EXERCISE AIM: Copy every line of the material below word for word.

+===+

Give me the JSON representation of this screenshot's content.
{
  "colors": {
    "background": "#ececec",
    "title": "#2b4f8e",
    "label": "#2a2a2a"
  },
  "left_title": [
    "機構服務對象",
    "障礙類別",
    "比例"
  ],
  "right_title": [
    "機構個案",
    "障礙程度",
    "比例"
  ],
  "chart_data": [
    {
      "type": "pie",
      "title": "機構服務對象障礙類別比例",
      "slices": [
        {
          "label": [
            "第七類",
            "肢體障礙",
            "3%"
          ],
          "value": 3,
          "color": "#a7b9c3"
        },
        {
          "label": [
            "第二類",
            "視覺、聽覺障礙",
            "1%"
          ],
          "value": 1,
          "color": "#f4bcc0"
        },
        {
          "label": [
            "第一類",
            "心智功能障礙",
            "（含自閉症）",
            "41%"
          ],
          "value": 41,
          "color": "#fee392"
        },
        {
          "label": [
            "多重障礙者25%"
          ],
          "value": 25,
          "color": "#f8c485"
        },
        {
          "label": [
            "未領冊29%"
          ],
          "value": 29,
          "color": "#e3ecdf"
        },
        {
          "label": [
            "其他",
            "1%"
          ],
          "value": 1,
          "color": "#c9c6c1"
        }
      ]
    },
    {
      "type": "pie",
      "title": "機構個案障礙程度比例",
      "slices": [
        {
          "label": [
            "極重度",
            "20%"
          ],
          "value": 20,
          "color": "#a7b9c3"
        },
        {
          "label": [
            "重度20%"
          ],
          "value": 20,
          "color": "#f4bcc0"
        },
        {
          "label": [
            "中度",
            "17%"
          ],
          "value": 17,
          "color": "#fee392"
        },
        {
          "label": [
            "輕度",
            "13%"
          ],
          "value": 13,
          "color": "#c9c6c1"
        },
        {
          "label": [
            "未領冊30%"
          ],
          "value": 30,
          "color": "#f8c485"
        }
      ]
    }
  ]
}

+===+

SOLUTION FOR THIS TASK:
Give me the JSON representation of this screenshot's content.
{
  "colors": {
    "background": "#ececec",
    "title": "#2b4f8e",
    "label": "#2a2a2a"
  },
  "left_title": [
    "機構服務對象",
    "障礙類別",
    "比例"
  ],
  "right_title": [
    "機構個案",
    "障礙程度",
    "比例"
  ],
  "chart_data": [
    {
      "type": "pie",
      "title": "機構服務對象障礙類別比例",
      "slices": [
        {
          "label": [
            "第七類",
            "肢體障礙",
            "3%"
          ],
          "value": 3,
          "color": "#a7b9c3"
        },
        {
          "label": [
            "第二類",
            "視覺、聽覺障礙",
            "1%"
          ],
          "value": 1,
          "color": "#f4bcc0"
        },
        {
          "label": [
            "第一類",
            "心智功能障礙",
            "（含自閉症）",
            "41%"
          ],
          "value": 41,
          "color": "#fee392"
        },
        {
          "label": [
            "多重障礙者25%"
          ],
          "value": 25,
          "color": "#f8c485"
        },
        {
          "label": [
            "未領冊29%"
          ],
          "value": 29,
          "color": "#e3ecdf"
        },
        {
          "label": [
            "其他",
            "1%"
          ],
          "value": 1,
          "color": "#c9c6c1"
        }
      ]
    },
    {
      "type": "pie",
      "title": "機構個案障礙程度比例",
      "slices": [
        {
          "label": [
            "極重度",
            "20%"
          ],
          "value": 20,
          "color": "#a7b9c3"
        },
        {
          "label": [
            "重度20%"
          ],
          "value": 20,
          "color": "#f4bcc0"
        },
        {
          "label": [
            "中度",
            "17%"
          ],
          "value": 17,
          "color": "#fee392"
        },
        {
          "label": [
            "輕度",
            "13%"
          ],
          "value": 13,
          "color": "#c9c6c1"
        },
        {
          "label": [
            "未領冊30%"
          ],
          "value": 30,
          "color": "#f8c485"
        }
      ]
    }
  ]
}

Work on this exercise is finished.